● Provided data:
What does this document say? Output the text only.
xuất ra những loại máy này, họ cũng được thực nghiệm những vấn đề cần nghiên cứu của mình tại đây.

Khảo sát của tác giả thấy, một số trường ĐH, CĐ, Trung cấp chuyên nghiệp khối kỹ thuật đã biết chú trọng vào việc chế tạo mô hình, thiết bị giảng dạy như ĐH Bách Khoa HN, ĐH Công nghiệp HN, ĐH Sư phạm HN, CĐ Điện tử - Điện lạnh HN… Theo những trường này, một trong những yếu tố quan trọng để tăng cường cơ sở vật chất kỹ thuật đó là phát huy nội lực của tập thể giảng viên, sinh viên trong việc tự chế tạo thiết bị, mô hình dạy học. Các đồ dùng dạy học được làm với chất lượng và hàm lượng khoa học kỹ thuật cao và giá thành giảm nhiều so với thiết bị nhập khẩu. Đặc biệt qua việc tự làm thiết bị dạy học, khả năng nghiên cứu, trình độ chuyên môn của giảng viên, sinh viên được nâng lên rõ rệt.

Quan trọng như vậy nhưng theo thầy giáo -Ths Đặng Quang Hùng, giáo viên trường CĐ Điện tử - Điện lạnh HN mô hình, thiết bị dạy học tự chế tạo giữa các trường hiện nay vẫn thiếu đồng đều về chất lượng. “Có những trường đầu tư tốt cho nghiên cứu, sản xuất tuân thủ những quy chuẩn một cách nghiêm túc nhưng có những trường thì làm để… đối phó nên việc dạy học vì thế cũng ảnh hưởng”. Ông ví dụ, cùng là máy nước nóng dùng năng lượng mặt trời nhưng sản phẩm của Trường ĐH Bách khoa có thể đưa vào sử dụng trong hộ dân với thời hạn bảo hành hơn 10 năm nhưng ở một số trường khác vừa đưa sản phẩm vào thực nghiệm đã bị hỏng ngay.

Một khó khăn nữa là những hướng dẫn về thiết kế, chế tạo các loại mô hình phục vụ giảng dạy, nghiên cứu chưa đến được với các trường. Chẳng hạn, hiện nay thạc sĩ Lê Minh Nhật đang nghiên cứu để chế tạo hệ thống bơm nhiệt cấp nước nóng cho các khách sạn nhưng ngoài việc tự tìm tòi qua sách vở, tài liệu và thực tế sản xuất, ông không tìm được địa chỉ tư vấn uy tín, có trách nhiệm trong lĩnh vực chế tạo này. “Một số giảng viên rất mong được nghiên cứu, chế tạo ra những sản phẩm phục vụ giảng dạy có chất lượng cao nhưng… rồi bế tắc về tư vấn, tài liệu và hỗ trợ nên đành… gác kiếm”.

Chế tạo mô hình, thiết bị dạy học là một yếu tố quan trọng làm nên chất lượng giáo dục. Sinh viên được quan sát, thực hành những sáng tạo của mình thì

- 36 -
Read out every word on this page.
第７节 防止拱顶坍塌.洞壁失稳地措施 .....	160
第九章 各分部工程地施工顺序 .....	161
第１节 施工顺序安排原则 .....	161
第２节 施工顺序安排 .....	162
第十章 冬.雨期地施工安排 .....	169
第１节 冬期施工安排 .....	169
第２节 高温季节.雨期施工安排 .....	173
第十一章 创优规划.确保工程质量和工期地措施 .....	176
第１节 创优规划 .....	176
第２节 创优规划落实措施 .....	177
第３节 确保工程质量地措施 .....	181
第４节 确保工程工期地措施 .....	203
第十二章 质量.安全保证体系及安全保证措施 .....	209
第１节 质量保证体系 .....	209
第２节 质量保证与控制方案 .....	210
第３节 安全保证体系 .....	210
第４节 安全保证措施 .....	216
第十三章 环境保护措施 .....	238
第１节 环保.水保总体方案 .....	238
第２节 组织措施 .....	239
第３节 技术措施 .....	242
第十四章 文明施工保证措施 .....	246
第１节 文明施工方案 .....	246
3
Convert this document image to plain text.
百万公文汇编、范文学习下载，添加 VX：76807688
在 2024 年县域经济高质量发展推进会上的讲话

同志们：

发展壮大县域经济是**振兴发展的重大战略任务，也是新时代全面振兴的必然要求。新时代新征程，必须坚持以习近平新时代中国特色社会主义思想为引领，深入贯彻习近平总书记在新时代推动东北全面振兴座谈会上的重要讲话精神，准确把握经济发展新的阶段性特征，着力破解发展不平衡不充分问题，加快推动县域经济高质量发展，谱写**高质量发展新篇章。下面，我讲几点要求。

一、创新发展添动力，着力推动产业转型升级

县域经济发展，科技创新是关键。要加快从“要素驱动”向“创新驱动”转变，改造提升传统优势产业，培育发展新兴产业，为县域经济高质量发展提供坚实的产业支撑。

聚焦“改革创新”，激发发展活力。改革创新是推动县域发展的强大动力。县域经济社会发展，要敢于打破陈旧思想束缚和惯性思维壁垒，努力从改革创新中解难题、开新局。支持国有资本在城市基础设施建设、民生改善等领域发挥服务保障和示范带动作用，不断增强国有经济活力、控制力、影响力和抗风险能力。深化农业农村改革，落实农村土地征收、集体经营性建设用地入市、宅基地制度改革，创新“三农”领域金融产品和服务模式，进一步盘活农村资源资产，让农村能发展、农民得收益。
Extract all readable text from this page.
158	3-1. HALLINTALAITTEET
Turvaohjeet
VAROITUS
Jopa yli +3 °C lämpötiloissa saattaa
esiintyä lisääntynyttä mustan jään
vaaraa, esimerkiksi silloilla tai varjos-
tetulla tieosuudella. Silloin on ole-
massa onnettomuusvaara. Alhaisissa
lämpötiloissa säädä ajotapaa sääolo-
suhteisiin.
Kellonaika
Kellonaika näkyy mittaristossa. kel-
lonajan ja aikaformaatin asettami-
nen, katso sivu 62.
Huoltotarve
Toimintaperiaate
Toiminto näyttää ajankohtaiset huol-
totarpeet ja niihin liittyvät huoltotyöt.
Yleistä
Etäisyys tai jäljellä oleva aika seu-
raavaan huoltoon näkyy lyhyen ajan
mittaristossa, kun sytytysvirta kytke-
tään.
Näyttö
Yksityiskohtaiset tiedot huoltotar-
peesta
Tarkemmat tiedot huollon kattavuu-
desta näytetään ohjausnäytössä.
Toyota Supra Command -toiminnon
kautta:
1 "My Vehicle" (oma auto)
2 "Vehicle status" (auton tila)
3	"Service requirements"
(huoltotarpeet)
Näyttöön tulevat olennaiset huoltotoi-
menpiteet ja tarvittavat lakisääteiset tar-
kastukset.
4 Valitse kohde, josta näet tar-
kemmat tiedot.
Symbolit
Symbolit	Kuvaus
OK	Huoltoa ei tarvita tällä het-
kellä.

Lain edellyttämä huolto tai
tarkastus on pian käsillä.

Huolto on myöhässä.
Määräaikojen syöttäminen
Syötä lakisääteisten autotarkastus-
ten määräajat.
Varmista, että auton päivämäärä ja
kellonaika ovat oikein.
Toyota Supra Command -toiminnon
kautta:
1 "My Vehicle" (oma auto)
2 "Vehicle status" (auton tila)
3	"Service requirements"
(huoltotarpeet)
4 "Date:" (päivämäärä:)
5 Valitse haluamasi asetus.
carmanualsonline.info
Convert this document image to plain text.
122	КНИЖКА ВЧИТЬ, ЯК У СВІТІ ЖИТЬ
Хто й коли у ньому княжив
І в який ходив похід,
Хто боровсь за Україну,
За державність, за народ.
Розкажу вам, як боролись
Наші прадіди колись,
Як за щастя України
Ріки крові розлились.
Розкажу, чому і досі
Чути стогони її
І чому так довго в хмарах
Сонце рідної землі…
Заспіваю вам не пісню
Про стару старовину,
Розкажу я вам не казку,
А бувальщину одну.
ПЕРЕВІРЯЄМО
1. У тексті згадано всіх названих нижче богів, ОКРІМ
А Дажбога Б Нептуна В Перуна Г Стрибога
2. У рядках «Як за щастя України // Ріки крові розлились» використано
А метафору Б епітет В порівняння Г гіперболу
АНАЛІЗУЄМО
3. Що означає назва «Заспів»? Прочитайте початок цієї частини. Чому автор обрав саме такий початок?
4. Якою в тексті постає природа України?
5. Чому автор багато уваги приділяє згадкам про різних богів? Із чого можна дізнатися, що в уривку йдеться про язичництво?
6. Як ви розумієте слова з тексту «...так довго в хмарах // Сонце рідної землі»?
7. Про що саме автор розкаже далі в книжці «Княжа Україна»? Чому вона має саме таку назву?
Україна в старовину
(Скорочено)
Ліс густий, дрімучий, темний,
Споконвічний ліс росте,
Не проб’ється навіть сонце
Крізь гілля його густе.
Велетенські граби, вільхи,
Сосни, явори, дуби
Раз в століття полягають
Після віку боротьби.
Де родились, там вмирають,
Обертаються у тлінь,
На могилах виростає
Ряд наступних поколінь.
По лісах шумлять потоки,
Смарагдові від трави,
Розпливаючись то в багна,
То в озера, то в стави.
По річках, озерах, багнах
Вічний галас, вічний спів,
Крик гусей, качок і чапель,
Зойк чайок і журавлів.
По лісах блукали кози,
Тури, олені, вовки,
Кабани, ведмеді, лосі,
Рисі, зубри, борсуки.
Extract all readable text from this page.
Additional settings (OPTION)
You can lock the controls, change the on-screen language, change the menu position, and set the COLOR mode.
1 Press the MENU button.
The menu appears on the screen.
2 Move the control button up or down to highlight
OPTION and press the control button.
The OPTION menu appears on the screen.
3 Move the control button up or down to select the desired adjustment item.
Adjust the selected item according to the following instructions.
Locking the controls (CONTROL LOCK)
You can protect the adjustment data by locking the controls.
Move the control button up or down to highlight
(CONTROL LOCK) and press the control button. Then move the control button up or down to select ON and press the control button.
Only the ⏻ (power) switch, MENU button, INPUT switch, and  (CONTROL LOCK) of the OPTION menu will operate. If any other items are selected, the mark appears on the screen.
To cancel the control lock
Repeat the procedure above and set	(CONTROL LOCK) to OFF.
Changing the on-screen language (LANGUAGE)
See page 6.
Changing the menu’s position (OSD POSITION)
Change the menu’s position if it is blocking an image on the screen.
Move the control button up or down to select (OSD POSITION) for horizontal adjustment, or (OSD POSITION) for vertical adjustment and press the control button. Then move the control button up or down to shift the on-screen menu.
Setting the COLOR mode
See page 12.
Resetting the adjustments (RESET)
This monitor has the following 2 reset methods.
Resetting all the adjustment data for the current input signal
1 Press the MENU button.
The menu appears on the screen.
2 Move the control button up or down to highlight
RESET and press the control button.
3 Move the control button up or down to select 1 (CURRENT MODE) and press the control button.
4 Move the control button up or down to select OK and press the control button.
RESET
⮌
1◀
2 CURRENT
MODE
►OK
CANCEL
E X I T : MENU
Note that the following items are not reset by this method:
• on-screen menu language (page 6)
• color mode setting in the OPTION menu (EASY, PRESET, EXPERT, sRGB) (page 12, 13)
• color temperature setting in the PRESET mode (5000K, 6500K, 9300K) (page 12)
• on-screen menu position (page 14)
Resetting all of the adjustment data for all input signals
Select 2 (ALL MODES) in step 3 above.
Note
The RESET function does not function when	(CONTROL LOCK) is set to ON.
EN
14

● Problem requirements:
Each line that contains the string "phẩm" counts once; report how many such lines the entries have, giving only the number.

● Reply:
2